(Figure data in JSON)
────
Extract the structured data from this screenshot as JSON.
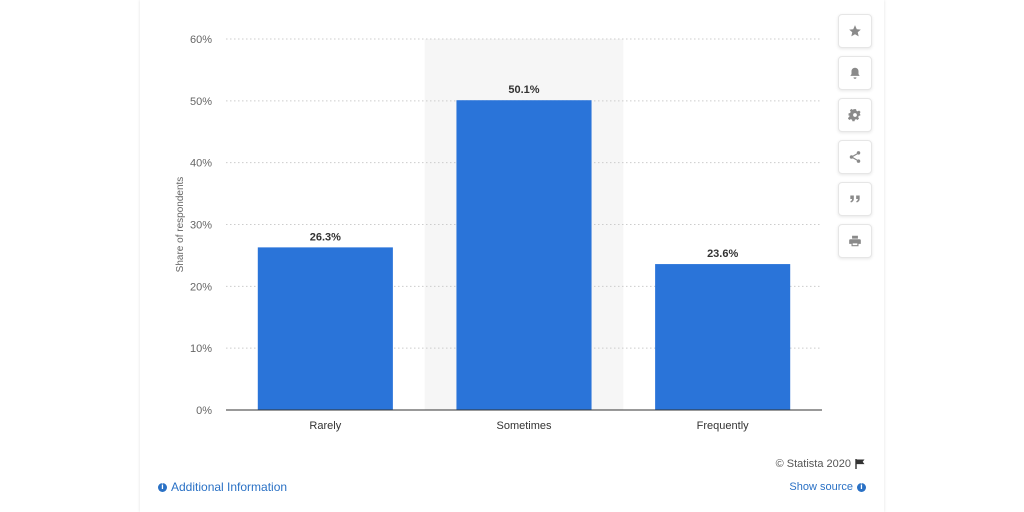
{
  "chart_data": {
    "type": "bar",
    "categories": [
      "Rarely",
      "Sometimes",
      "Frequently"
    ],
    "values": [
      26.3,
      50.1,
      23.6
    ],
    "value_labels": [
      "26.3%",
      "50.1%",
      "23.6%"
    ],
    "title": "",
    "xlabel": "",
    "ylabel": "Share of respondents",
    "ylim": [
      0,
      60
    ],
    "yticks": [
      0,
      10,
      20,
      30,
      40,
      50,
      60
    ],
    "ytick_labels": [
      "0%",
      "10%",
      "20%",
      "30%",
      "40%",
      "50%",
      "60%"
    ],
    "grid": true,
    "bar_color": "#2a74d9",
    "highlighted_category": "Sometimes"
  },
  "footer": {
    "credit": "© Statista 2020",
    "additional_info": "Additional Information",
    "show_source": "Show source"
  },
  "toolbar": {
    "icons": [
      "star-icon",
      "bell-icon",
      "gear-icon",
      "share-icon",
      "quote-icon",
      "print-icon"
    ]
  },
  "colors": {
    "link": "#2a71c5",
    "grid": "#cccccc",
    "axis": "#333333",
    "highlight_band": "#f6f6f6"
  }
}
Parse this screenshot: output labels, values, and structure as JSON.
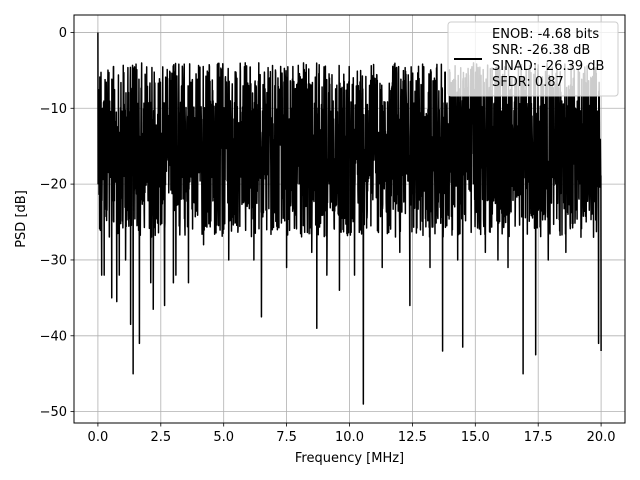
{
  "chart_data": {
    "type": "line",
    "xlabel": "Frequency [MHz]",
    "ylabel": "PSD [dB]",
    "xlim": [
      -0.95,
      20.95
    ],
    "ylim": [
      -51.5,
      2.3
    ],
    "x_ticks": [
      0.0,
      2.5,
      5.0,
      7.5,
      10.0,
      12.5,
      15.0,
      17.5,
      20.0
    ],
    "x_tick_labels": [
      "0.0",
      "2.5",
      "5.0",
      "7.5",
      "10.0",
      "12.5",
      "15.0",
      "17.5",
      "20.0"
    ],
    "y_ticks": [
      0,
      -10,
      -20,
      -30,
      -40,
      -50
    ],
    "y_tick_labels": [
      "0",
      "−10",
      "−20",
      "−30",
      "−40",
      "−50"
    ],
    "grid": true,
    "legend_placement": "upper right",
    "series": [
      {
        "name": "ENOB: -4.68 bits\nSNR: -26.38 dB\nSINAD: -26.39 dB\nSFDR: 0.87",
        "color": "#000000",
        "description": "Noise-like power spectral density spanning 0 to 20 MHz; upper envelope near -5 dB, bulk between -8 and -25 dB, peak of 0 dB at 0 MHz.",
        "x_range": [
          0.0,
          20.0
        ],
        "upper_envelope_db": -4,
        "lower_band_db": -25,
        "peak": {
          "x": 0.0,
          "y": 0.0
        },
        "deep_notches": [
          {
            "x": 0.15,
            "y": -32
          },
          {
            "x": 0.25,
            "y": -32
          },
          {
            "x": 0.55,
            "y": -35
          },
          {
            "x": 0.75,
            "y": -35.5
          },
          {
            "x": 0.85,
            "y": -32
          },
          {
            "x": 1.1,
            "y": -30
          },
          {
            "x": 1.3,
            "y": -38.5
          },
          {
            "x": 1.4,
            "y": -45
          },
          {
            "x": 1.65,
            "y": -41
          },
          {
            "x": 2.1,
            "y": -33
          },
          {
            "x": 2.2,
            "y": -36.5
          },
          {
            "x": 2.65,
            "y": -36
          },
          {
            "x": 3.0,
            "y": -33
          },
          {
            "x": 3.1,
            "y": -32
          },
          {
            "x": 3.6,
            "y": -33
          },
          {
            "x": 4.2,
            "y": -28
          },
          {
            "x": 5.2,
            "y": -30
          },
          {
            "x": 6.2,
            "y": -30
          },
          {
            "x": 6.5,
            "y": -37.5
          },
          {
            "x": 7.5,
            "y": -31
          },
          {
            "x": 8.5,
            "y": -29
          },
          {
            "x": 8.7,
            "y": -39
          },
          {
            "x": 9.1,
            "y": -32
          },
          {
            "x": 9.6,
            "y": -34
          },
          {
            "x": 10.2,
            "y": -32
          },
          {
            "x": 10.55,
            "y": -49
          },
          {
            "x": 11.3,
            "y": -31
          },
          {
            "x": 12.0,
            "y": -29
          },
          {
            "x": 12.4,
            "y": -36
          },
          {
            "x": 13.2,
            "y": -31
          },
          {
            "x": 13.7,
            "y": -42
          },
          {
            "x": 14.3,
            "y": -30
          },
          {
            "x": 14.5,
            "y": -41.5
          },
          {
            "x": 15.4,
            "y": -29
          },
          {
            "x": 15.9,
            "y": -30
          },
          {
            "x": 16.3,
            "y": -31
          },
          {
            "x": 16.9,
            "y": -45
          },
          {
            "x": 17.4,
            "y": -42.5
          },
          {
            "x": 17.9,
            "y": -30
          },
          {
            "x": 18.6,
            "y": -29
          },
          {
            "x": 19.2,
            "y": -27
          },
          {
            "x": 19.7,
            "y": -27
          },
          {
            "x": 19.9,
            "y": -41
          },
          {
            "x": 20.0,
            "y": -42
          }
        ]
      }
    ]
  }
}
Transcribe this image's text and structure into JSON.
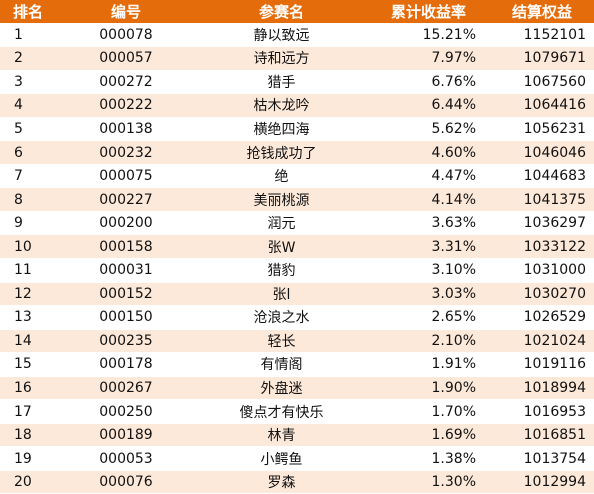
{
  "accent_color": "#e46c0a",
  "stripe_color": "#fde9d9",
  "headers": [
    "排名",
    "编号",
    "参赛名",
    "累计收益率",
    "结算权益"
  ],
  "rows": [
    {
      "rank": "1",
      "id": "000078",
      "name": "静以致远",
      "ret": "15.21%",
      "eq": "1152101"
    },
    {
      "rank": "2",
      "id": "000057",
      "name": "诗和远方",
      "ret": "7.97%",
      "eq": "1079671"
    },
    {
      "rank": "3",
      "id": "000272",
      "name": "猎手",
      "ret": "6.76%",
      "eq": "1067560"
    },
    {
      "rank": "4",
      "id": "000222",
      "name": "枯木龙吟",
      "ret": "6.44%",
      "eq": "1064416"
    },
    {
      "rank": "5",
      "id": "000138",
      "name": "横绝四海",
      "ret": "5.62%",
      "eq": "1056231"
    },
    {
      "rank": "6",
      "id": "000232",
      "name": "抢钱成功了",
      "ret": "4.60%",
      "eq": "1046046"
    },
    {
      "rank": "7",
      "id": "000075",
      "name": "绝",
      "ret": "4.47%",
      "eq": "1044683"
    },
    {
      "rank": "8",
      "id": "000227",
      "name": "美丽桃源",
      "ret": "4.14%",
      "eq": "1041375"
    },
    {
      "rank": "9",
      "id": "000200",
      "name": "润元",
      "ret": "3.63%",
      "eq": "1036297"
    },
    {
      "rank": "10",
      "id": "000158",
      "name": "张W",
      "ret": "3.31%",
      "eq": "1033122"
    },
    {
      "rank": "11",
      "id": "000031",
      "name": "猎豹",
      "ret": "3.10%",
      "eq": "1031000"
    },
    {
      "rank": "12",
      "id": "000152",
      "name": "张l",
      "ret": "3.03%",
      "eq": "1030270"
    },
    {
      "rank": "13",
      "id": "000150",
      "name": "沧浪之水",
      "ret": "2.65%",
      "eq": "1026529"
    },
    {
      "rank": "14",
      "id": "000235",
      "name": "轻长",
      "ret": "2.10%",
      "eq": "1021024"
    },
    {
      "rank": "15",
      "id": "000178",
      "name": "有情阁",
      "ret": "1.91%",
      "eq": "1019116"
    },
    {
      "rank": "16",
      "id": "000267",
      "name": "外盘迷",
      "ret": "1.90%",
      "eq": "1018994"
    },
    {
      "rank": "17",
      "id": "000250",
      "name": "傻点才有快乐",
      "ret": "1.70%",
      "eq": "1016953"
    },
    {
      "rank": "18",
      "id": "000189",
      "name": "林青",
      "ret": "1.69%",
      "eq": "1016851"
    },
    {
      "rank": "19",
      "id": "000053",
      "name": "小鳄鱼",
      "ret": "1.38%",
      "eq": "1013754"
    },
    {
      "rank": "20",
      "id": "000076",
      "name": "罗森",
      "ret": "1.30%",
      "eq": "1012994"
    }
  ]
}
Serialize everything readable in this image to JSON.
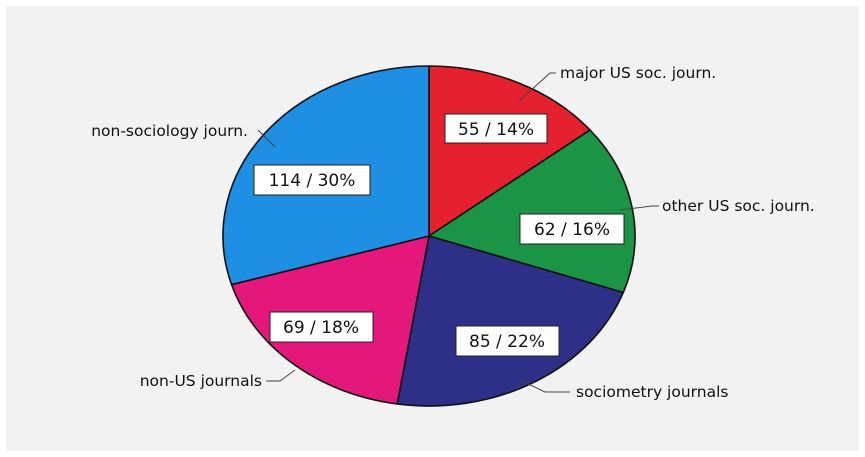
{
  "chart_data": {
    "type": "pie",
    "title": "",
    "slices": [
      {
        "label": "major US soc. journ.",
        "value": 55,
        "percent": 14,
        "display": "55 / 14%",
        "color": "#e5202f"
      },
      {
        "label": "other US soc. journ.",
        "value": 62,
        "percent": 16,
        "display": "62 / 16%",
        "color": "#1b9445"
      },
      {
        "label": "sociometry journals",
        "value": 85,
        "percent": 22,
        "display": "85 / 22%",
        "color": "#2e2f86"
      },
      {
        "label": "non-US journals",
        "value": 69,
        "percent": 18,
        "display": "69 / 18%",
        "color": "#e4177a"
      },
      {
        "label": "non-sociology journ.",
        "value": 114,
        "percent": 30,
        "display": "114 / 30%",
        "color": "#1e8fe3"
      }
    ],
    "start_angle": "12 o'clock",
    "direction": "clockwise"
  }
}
────
DO THIS: From the data, collect all lines where the string "peak" appears.

SOLVED PROBLEM:
        "description": "Noise-like power spectral density spanning 0 to 20 MHz; upper envelope near -5 dB, bulk between -8 and -25 dB, peak of 0 dB at 0 MHz.",
        "peak": {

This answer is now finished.